Using the data below, copy each line that includes the word "color".

(begin)

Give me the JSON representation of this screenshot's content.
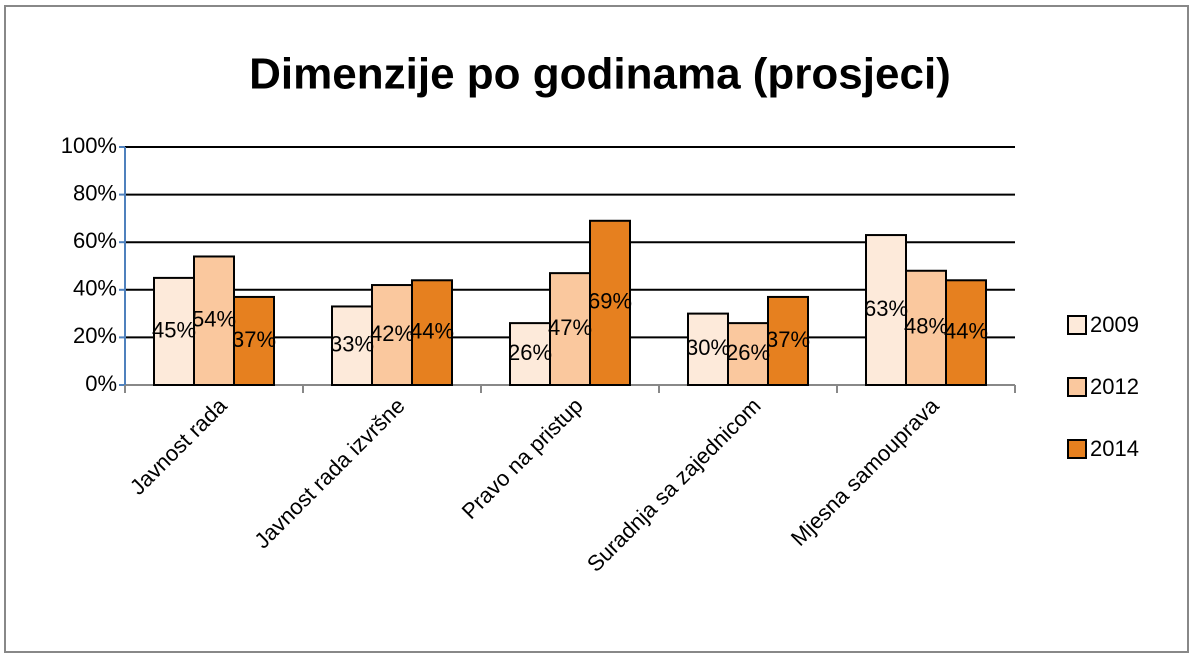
{
  "chart_data": {
    "type": "bar",
    "title": "Dimenzije po godinama (prosjeci)",
    "categories": [
      "Javnost rada",
      "Javnost rada izvršne",
      "Pravo na pristup",
      "Suradnja sa zajednicom",
      "Mjesna samouprava"
    ],
    "series": [
      {
        "name": "2009",
        "color": "#fdeada",
        "values": [
          45,
          33,
          26,
          30,
          63
        ],
        "value_labels": [
          "45%",
          "33%",
          "26%",
          "30%",
          "63%"
        ]
      },
      {
        "name": "2012",
        "color": "#fac89e",
        "values": [
          54,
          42,
          47,
          26,
          48
        ],
        "value_labels": [
          "54%",
          "42%",
          "47%",
          "26%",
          "48%"
        ]
      },
      {
        "name": "2014",
        "color": "#e6801f",
        "values": [
          37,
          44,
          69,
          37,
          44
        ],
        "value_labels": [
          "37%",
          "44%",
          "69%",
          "37%",
          "44%"
        ]
      }
    ],
    "ylim": [
      0,
      100
    ],
    "yticks": [
      {
        "value": 0,
        "label": "0%"
      },
      {
        "value": 20,
        "label": "20%"
      },
      {
        "value": 40,
        "label": "40%"
      },
      {
        "value": 60,
        "label": "60%"
      },
      {
        "value": 80,
        "label": "80%"
      },
      {
        "value": 100,
        "label": "100%"
      }
    ],
    "grid": true,
    "legend": "right"
  }
}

(end)

_Task output_
        "color": "#fdeada",
        "color": "#fac89e",
        "color": "#e6801f",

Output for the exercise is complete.